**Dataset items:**
• • • •
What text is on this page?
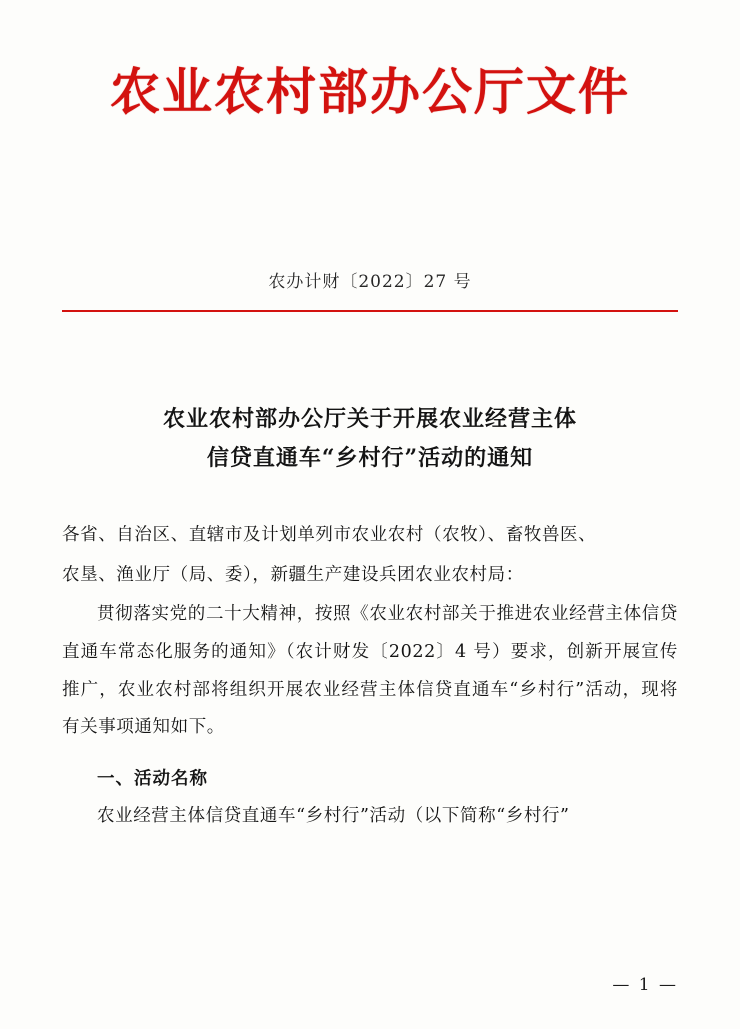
农业农村部办公厅文件
农办计财〔2022〕27 号
农业农村部办公厅关于开展农业经营主体
信贷直通车“乡村行”活动的通知

各省、自治区、直辖市及计划单列市农业农村（农牧）、畜牧兽医、

农垦、渔业厅（局、委），新疆生产建设兵团农业农村局：

贯彻落实党的二十大精神，按照《农业农村部关于推进农业经营主体信贷直通车常态化服务的通知》（农计财发〔2022〕4 号）要求，创新开展宣传推广，农业农村部将组织开展农业经营主体信贷直通车“乡村行”活动，现将有关事项通知如下。

一、活动名称

农业经营主体信贷直通车“乡村行”活动（以下简称“乡村行”

— 1 —
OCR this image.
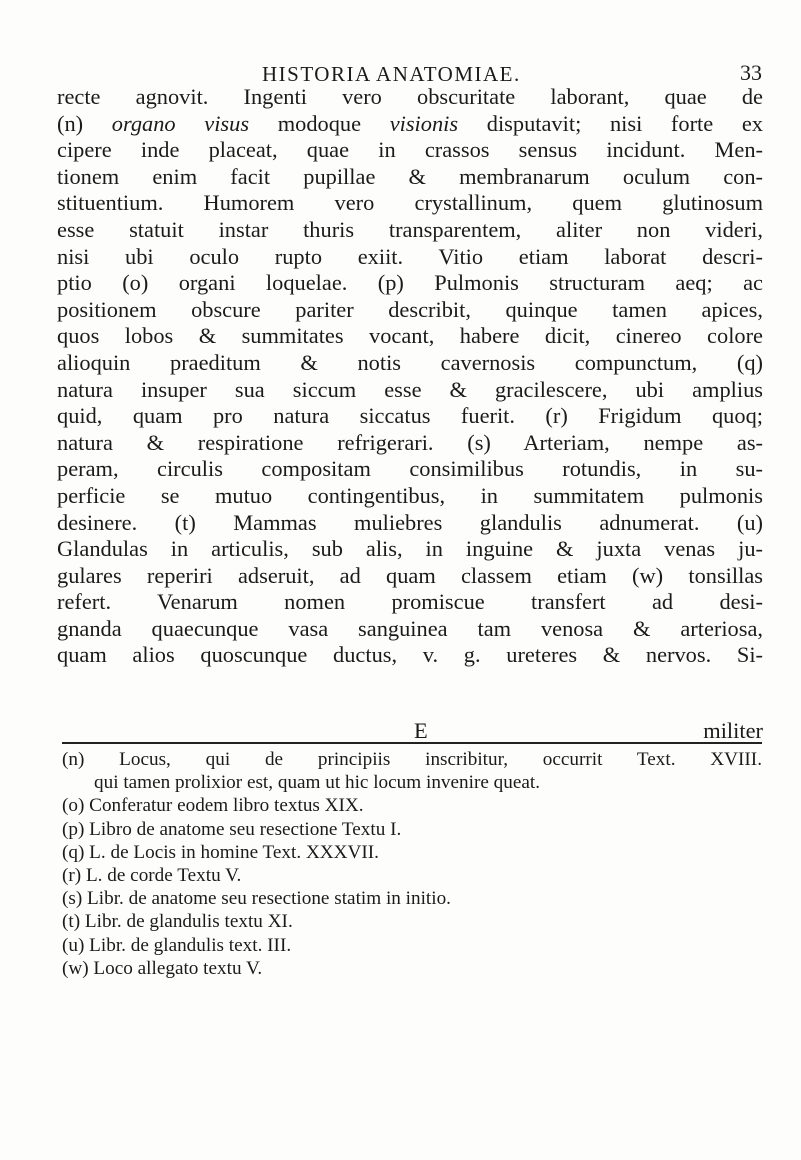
HISTORIA ANATOMIAE.	33
recte agnovit. Ingenti vero obscuritate laborant, quae de
(n) organo visus modoque visionis disputavit; nisi forte ex
cipere inde placeat, quae in crassos sensus incidunt. Men-
tionem enim facit pupillae & membranarum oculum con-
stituentium. Humorem vero crystallinum, quem glutinosum
esse statuit instar thuris transparentem, aliter non videri,
nisi ubi oculo rupto exiit. Vitio etiam laborat descri-
ptio (o) organi loquelae. (p) Pulmonis structuram aeq; ac
positionem obscure pariter describit, quinque tamen apices,
quos lobos & summitates vocant, habere dicit, cinereo colore
alioquin praeditum & notis cavernosis compunctum, (q)
natura insuper sua siccum esse & gracilescere, ubi amplius
quid, quam pro natura siccatus fuerit. (r) Frigidum quoq;
natura & respiratione refrigerari. (s) Arteriam, nempe as-
peram, circulis compositam consimilibus rotundis, in su-
perficie se mutuo contingentibus, in summitatem pulmonis
desinere. (t) Mammas muliebres glandulis adnumerat. (u)
Glandulas in articulis, sub alis, in inguine & juxta venas ju-
gulares reperiri adseruit, ad quam classem etiam (w) tonsillas
refert. Venarum nomen promiscue transfert ad desi-
gnanda quaecunque vasa sanguinea tam venosa & arteriosa,
quam alios quoscunque ductus, v. g. ureteres & nervos. Si-
E	militer
(n) Locus, qui de principiis inscribitur, occurrit Text. XVIII.
qui tamen prolixior est, quam ut hic locum invenire queat.
(o) Conferatur eodem libro textus XIX.
(p) Libro de anatome seu resectione Textu I.
(q) L. de Locis in homine Text. XXXVII.
(r) L. de corde Textu V.
(s) Libr. de anatome seu resectione statim in initio.
(t) Libr. de glandulis textu XI.
(u) Libr. de glandulis text. III.
(w) Loco allegato textu V.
• • • •
**Given task:** Pick out the lines containing the string "glandulis" and show them.

**Reply:**
desinere. (t) Mammas muliebres glandulis adnumerat. (u)
(t) Libr. de glandulis textu XI.
(u) Libr. de glandulis text. III.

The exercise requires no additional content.